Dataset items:
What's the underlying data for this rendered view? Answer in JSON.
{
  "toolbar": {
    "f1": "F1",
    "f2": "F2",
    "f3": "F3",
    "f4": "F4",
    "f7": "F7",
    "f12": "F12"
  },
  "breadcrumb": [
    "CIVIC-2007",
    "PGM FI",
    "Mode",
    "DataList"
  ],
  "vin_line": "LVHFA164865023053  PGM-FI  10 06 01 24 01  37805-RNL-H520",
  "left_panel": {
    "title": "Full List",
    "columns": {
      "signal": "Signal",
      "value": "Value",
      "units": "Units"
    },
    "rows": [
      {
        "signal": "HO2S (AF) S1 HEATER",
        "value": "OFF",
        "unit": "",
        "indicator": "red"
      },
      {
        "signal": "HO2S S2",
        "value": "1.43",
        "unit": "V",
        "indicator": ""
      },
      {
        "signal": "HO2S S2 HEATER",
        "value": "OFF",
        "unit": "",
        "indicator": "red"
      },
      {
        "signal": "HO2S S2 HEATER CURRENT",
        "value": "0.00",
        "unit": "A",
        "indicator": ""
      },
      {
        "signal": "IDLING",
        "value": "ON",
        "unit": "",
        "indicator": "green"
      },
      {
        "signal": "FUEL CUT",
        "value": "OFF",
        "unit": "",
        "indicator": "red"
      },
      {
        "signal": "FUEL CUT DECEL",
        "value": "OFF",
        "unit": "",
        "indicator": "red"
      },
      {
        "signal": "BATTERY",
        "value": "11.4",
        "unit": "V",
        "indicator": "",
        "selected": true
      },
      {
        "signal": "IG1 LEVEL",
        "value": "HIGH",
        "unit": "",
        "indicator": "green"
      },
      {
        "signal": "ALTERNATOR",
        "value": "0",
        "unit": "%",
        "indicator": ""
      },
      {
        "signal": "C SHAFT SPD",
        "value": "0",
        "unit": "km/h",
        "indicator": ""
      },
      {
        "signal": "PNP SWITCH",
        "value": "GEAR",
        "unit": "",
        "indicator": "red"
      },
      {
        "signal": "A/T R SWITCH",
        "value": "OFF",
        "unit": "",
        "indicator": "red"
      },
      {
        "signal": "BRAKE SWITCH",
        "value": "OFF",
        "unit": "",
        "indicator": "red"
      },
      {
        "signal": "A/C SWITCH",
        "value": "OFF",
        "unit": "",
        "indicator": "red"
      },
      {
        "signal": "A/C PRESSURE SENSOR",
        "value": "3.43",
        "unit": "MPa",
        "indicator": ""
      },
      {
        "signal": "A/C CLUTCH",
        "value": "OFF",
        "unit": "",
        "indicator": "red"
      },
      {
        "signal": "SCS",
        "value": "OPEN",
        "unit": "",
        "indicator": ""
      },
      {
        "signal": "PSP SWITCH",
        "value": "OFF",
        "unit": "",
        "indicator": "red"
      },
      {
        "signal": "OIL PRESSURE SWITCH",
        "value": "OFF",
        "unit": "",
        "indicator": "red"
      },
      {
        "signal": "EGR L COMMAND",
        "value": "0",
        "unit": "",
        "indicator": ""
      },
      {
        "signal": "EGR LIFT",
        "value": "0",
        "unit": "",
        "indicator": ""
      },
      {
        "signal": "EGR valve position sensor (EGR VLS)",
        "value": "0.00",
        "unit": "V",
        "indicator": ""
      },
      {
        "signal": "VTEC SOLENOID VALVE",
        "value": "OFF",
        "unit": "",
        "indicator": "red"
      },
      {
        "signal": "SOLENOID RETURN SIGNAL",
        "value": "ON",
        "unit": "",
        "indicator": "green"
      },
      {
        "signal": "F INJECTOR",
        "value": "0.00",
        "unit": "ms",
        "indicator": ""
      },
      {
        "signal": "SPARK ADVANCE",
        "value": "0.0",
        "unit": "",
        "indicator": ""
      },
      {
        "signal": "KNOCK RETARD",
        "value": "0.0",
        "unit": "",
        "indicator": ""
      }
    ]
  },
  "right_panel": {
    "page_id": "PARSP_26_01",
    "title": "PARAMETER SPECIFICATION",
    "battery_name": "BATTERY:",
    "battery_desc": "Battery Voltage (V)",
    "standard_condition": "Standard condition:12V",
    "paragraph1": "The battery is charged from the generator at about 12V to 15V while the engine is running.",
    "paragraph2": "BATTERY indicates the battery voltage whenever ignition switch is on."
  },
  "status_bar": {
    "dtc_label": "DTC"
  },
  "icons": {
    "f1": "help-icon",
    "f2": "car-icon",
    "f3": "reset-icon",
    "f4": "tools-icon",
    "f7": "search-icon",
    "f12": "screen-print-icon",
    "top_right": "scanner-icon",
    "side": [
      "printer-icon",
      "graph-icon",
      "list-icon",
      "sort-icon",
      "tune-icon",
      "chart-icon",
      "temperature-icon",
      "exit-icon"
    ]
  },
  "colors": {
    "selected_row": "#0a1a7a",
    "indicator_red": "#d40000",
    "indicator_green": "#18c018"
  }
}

* Short exercise
From the data, pick out every line that includes "title".

* Task answer
    "title": "Full List",
    "title": "PARAMETER SPECIFICATION",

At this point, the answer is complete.